First, before we create a vector class, we should clarify what we really mean when we say vector. For our purposes, a vector is an ordered list of numbers. Here's an example of a 2-dimensional vector:
[5, 7]

and here's an example of a 5-dimensional vector:
[3.5, 4, 2, 1.2, 943.89]

As you can see, the idea of a vector is actually extremely simple¹. We use multi-dimensional vectors to represent things like words and sentences and paragraphs, because the hope is that each vector will allow us to encode multiple independent aspects of a token at once. At a high-level, we're guessing² that the vector will begin to associate different numbers with different attributes: maybe we want the first number to roughly correlate to how dog-like the word is, the second number to correlate to royalty, the third number to correlate with age, &c. For more information, see this paper on word representations in vector space. Let's get cracking on the initial implementation:

vector-test-1

#include <iostream>
#include <stdexcept>

<<list-template-2>>
int main() {
   MyList<float> vector;
   vector.push(10);
   vector.push(20);

   for (int i = 0; i < vector.size(); i++) {
     std::cout << vector[i] << std::endl;
     }



  return 0;
}

10
20

Amazing! While this is great, we do sadly have to add some more features, though. Namely:

Element-wise addition and subtraction
Dot product³
Scalar multiplication

and that's pretty much it! Adding vectors is not actually that complicated, so let's get to work!

vector-class-1

<<list-template-2>>
#include <stdexcept>
  class mathVector : public MyList<float> {
    public:
    using MyList<float>::MyList;
    explicit mathVector(int n) {
      for (int i = 0; i < n; i++) {push(0.0f);}
      }

    friend std::ostream& operator<<(std::ostream& os, const mathVector& vec) {
    os << "[";
    for (int i = 0; i < vec.size(); i++) {
      os << vec[i];
      if (i != vec.size() - 1) os << ", ";
    }
    os << "]";
    return os;
    }
    void scalarMultiplication(float scalar) {
      for (int i = 0; i < size(); i++) {
        (*this)[i] *= scalar;
        }
      }
    mathVector operator+(const mathVector& other) const {
    if (size() != other.size()) {
       throw std::invalid_argument("Vectors must be of the same dimension");
       }

    mathVector result;
    result.reserve(size());
    for (int i = 0; i < size(); i++) {
        result.push((*this)[i] + other[i]);
        }
    return result;
}

mathVector operator-(const mathVector& other) const {
    if (size() != other.size()) {
        throw std::invalid_argument("Vectors must be of the same dimension");
        }

    mathVector result;
    result.reserve(size());
    for (int i = 0; i < size(); i++) {
        result.push((*this)[i] - other[i]);
        }
    return result;
}

float dotProduct(const mathVector& other) const {
    if (size() != other.size()) {
        throw std::invalid_argument("Dot product dimensions must match");
        }
    float val = 0.0f;
    for (int i = 0; i < size(); i++)

(Recorded data)

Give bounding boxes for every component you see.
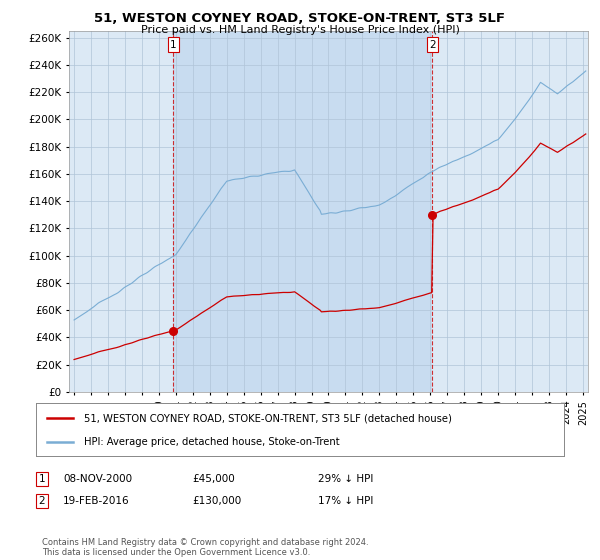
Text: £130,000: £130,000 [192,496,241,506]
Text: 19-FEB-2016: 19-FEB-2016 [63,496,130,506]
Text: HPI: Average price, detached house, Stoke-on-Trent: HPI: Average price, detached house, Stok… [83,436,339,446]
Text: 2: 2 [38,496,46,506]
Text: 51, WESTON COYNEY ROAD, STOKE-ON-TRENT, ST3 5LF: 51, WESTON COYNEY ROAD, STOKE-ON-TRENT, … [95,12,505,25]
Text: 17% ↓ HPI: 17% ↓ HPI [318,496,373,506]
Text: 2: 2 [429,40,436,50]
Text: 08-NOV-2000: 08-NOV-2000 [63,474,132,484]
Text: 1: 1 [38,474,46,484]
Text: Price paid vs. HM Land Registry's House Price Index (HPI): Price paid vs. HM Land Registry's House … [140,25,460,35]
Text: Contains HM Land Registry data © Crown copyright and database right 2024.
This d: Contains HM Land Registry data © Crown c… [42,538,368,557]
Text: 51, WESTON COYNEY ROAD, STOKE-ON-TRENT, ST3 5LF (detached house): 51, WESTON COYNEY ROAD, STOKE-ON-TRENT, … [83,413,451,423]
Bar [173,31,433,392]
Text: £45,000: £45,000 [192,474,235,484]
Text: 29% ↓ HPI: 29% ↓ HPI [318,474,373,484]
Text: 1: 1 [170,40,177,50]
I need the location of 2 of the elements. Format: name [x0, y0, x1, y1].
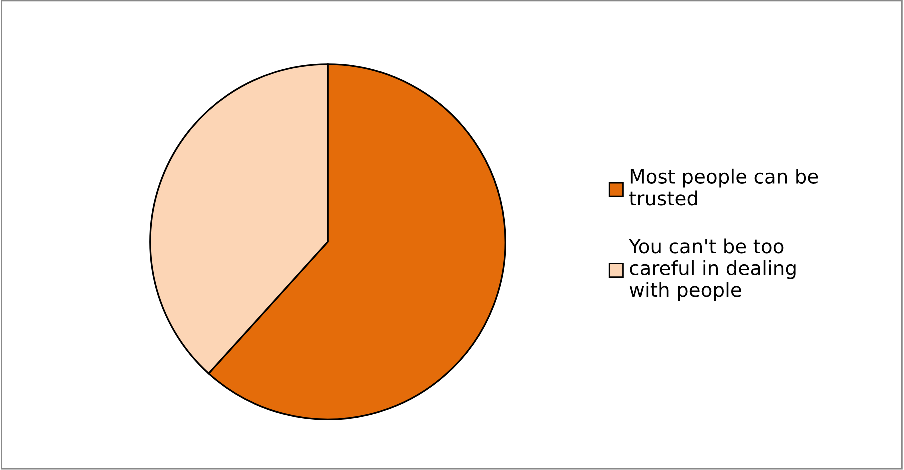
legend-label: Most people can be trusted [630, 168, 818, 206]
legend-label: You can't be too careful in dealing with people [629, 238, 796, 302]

* AIM 1:
Answer the following questions from the vector-class excerpt.
(a) How does the excerpt define a vector for its purposes?
(b) What two values does the first test program print?
(c) What message is thrown when the dimensions do not agree in the dot product function?
* AIM 2: According to the vector-class excerpt, why are multi-dimensional vectors used to represent words, sentences and paragraphs? Reply in one to three sentences.
* AIM 3: Resume the vector-class excerpt from the last line of its code.

* REPLY 1:
(a) As an ordered list of numbers.
(b) 10 and 20.
(c) "Dot product dimensions must match"

* REPLY 2: Multi-dimensional vectors are used because the hope is that each vector can encode several independent aspects of a token at once. Different numbers in the vector may come to correspond to different attributes, such as how dog-like a word is, royalty, or age.

* REPLY 3:
        val += (*this)[i] * other[i];
    return val;
}
};

As you can see, none of it's too complicated. The first two lines just tell the compiler "Oi, this inherits from MyList". Using MyList<float>::MyList; tells the compiler that it uses all of MyList's constructors. After that, we define a new constructor for mathVector, which allows us to provide a number as an argument and it will fill up the vector with that many zeroes, which is very convenient. The element-wise addition and subtraction are really nothing special, just looping over every element in the mathVector, adding it to the corresponding elment in the other mathVector, and then returning another mathVector with the result. Finally, the dotProduct function just loops through the current mathVector, multiplies the current item by the corresponding item in the other mathVector, and takes the sum of all of those products³. Now, let's test all of this out!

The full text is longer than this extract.